American Institute of Mathematical Sciences

February  2011, 5(1): 137-166. doi: 10.3934/ipi.2011.5.137

A Mumford-Shah level-set approach for the inversion and segmentation of SPECT/CT data

 1 Industrial Mathematics Institute, Johannes Kepler University Linz, Altenbergerstraβe 69, A-4040 Linz, Austria, Austria 2 Institut für Mathematik, Universität Graz, Heinrichstrasse 36, A-8010 Graz, Austria

Received  March 2009 Revised  February 2010 Published  February 2011

This paper presents a level-set based approach for the simultaneous reconstruction and segmentation of the activity as well as the density distribution from tomography data gathered by an integrated SPECT/CT scanner.

Bounding box prediction data:
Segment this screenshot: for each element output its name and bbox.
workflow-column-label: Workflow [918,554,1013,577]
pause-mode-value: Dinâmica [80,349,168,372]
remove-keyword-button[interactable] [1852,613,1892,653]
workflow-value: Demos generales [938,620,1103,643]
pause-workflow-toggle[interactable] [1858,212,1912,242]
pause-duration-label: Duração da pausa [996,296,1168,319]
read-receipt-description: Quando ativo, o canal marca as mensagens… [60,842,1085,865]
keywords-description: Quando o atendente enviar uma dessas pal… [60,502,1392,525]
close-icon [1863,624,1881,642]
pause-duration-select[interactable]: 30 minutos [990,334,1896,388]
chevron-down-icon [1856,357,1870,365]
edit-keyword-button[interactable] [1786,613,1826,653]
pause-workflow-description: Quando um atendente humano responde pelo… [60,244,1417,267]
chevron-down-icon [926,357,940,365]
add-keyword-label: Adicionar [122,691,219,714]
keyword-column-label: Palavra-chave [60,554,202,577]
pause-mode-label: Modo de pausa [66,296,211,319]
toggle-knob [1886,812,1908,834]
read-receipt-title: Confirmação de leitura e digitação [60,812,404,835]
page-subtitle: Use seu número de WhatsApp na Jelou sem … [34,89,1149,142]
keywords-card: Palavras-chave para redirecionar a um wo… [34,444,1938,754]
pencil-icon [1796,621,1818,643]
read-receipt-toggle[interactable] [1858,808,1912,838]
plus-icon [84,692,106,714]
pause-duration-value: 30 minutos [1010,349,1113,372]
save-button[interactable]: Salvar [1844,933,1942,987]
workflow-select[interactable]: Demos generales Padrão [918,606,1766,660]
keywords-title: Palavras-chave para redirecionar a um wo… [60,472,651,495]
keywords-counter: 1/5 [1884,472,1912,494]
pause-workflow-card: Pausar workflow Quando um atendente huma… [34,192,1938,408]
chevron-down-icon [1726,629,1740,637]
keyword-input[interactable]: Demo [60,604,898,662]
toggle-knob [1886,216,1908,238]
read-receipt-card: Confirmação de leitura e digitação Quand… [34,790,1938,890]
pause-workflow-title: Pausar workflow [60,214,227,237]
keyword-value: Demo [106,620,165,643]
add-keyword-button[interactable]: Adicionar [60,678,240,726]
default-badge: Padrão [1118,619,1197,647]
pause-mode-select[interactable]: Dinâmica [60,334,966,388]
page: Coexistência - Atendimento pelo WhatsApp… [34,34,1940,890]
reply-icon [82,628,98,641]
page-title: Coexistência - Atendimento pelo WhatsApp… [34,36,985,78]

● **Check your understanding**:
A – In the SPECT/CT article abstract, what kind of scanner gathered the tomography data?
B – Extend the SPECT/CT article abstract from where it stops.

● **Results of the tasks**:
A – An integrated SPECT/CT scanner.

B –
Activity and density distributions are modeled as piecewise constant functions. The segmenting contours and the corresponding function values of both the activity and the density distribution are found as minimizers of a Mumford-Shah like functional over the set of admissible contours and -- for fixed contours -- over the spaces of piecewise constant density and activity distributions which may be discontinuous across their corresponding contours. For the latter step a Newton method is used to solve the nonlinear optimality system. Shape sensitivity calculus is used to find a descent direction for the cost functional with respect to the geometrical variables which leads to an update formula for the contours in the level-set framework. A heuristic approach for the insertion of new components for the activity as well as the density function is used. The method is tested for synthetic data with different noise levels.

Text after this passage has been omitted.